# [Challenge]
Show, in full, each line of the data that contains "INTL".

# [Supplied entries]
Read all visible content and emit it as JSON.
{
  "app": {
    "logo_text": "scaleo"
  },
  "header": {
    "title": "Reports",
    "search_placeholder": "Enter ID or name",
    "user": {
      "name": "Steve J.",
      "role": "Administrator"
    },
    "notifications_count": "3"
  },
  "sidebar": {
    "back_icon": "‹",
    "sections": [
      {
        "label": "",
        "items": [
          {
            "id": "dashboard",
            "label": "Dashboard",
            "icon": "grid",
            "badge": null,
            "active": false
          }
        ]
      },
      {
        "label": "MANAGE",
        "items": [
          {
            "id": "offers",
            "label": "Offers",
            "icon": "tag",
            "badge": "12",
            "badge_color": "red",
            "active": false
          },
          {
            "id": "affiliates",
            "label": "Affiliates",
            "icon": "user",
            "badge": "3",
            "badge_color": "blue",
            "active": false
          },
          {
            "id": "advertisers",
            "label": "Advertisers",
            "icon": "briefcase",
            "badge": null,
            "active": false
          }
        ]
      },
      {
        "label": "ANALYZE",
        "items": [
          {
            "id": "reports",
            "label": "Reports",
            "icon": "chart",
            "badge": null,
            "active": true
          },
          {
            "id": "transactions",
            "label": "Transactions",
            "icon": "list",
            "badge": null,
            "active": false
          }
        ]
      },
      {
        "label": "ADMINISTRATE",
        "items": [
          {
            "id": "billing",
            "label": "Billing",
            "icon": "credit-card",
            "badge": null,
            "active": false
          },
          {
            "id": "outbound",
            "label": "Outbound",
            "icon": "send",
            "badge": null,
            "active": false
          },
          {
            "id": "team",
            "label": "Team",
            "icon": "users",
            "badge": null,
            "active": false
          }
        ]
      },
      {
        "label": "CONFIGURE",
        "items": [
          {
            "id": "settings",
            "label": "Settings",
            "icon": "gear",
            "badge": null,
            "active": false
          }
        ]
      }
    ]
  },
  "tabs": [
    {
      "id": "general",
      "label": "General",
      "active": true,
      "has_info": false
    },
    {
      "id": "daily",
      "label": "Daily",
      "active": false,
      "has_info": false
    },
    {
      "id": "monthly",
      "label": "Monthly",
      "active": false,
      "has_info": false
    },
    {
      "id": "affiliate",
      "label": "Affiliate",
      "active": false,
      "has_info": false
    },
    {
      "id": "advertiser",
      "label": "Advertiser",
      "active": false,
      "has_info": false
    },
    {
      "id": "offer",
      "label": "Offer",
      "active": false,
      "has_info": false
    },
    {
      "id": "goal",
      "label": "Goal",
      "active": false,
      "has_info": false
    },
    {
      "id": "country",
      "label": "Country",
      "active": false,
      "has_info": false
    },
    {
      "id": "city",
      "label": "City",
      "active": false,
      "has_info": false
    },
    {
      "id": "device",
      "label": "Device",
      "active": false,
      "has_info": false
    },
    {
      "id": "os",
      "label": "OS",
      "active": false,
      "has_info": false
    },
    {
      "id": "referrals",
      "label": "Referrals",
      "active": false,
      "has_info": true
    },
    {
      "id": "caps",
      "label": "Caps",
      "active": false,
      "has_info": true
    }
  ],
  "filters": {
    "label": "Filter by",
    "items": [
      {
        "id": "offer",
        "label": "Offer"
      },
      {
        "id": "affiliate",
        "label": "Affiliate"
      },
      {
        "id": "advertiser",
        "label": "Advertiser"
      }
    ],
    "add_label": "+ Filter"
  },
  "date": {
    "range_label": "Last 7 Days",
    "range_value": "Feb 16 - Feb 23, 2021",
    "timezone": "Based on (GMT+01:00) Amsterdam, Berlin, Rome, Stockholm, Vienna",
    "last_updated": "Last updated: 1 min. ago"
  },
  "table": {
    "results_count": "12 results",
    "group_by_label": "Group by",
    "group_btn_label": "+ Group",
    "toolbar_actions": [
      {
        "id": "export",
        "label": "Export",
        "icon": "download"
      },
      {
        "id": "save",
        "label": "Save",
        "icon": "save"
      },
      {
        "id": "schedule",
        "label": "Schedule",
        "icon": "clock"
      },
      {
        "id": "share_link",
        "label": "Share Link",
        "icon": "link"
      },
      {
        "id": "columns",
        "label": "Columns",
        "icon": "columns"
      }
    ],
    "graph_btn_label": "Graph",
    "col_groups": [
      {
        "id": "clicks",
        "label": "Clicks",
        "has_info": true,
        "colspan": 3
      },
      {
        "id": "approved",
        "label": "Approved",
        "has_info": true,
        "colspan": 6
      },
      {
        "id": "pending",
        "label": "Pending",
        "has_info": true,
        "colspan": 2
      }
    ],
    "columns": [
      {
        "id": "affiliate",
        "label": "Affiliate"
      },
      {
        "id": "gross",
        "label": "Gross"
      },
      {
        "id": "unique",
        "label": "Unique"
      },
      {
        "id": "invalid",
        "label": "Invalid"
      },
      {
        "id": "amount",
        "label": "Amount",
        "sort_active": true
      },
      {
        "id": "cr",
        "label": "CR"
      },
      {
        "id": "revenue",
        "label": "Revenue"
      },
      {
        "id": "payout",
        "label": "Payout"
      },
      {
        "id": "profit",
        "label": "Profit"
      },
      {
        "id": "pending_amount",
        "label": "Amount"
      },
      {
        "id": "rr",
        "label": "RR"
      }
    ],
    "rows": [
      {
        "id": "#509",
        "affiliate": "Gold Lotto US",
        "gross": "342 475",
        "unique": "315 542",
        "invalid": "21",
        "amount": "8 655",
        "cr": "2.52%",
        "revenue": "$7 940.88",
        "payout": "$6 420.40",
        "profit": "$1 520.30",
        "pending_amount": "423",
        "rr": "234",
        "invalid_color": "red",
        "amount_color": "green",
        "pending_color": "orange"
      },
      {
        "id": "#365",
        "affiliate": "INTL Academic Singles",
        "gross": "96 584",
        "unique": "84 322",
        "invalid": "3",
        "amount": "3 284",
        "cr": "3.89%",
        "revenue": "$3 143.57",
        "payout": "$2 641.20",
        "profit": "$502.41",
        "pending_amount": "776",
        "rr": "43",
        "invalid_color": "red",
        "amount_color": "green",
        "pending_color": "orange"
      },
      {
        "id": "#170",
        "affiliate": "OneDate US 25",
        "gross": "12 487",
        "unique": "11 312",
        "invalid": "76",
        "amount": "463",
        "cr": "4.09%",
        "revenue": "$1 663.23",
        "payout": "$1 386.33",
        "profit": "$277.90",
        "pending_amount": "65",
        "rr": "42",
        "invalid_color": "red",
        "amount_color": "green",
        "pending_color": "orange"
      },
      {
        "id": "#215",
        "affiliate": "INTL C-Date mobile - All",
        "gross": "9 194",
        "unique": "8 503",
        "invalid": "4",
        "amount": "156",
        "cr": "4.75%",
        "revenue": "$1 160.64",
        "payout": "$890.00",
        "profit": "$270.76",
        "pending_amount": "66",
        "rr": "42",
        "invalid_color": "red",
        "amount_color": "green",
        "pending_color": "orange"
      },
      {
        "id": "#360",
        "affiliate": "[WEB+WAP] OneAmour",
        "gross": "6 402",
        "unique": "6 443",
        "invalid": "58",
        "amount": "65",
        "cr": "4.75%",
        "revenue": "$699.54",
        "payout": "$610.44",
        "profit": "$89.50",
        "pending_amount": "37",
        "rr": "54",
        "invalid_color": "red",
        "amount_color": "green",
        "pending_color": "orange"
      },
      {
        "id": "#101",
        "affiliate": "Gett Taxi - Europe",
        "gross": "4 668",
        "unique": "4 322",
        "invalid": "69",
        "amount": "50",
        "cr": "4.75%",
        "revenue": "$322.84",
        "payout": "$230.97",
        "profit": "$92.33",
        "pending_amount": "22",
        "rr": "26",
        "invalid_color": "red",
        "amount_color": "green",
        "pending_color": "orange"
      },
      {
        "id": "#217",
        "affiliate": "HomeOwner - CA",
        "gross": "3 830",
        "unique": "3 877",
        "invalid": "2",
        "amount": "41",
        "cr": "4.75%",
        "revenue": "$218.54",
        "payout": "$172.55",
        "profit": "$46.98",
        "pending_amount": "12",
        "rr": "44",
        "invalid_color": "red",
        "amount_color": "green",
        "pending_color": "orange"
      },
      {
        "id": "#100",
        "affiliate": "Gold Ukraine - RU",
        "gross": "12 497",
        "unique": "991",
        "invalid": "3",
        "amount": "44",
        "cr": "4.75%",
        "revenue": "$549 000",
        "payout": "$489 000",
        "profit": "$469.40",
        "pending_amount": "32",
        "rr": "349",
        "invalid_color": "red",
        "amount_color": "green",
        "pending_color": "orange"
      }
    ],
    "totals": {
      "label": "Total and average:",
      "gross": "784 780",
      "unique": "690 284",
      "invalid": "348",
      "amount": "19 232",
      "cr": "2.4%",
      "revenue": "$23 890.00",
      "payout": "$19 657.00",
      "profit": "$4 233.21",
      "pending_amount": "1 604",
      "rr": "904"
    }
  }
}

# [Output below]
        "affiliate": "INTL Academic Singles",
        "affiliate": "INTL C-Date mobile - All",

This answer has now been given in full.